I have never let fear guide my parenting, and I will not respond to the scare tactics of a twenty-four-hour news cycle by confining my children to air-conditioned, humidity-controlled, electronics-laden living spaces, under the misguided notion of keeping them safe. My teenager has restrictions—"free-range" doesn’t mean "anything goes," and she has limits. But a free-range childhood is one of the single best things you can do for your children, and it will pay off in the teen years by teaching your kids self-control and how to trust instincts.
Nothing prepares children how to problem solve, like a lack of parental input, and this is a skill your kids should learn while they’re dealing with playground battles or which garden hose to drink from. I’ve seen and met teenagers in university who, when faced with the sudden freedom a dormitory living provides, were effectively paralyzed with fear and uncertainty, and needed their parents to call professors to discuss poor grades.
These are the children who never had an opportunity to swing a hammer or an axe, the children who never played alone in the sweet bliss of a warm summer evening, the children who never rode their bikes downtown and paid for ice cream cones on their own, making change from pennies they rolled or beer bottles they returned by the wagon load. What many people fail to realize—and what Hanna Rosin points out in The Atlantic —is that "risk" is not synonymous with "hazard."
I grew up lower middle class, and while my children have more than I did at their ages, they will never have something I did have, and it breaks my heart that it is becoming harder to find - freedom.
This isn't sentimentalism or nostalgia, or "get off my lawn" syndrome. It's the very real loss of freedom, which comes from the end of benign neglect as the default parenting tool. In less than one generation, the media has made us so afraid of the "what-ifs," that an entire generation won't understand the full consequences of their actions, because we protect them from everything. Bad things happen to children sometimes and we know about all of it without context. People who live thousands of miles away become our neighbours, their tragedies absorbed into our lives so that they become our own.

▸ **SOURCE DATA**
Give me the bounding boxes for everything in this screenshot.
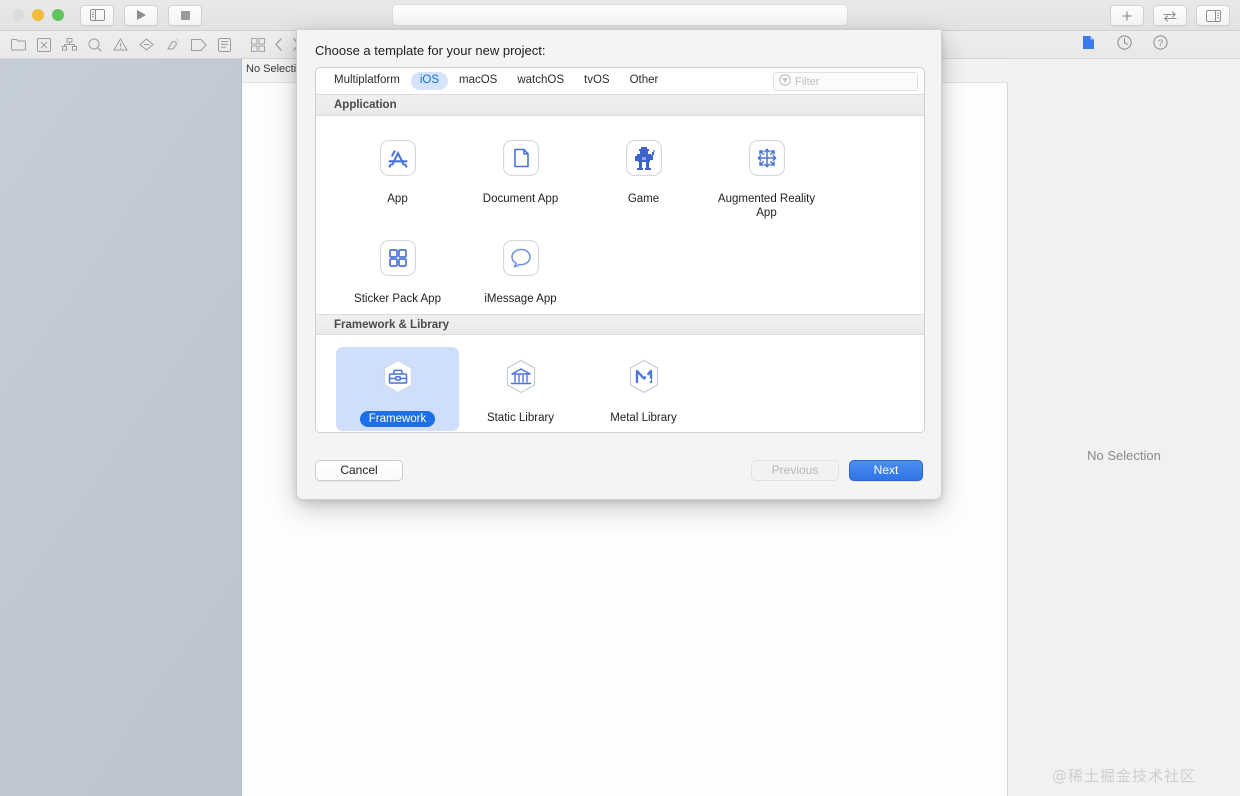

▸ **REQUESTS**
(1) In the essay on free-range parenting, what point does Hanna Rosin make in The Atlantic?
(2) Carry the essay on free-range parenting forward, picking up right after its final sentence.

▸ **RESULTS FOR EACH TASK**
(1) She points out that "risk" is not synonymous with "hazard."

(2)
The internet made the world a smaller place, and when bad things happen in our virtual backyards, we keep our kids inside or in highly supervised situations where they never have to solve an argument or chastise an asshole or figure out how many dimes each has to steal from their dad's car ashtray to buy a pack of cigarettes. When you try to protect your children from everything bad, you keep them from so much good.
We should not hobble our children with irrational fears. It's cruelty wrapped in a warm blanket, but it's cruelty nonetheless.
CNN and the like have taken from us more than they've given. They give us sensationalized information, and they do it around the clock. They create content to sell stories. Things that happened once, far away, appear in our living rooms around the clock. If you want teenagers who know how to call a cab or navigate a subway map, send them out—fling them unfettered into the wild outdoors while they are young. Then, slam the screen door behind them and yell, "Fuck you!" to the twenty-four-hour news cycle.
When I was eight-years-old, my father watched the news every night for half an hour. That was all we needed. When I was eight, I was allowed to walk downtown to the old theatre to watch second run movies. This wasn't 1955. It was 1981. Our world was in living, breathing, three-dimensional format.
My children—your children—will never have the same freedom as those who lived through the seventies or the eighties or even into the wispy fringes of the nineties. When every detail of life is documented for analysis by news anchors with smart boards and "experts" who project fear for ratings, they are stealing our freedom.
Will your children know the smell of an outdoor public pool? Will they learn to honour the limits of their bodies by coming home when they're hungry or cold or tired? Can they roam free until the street lights come on?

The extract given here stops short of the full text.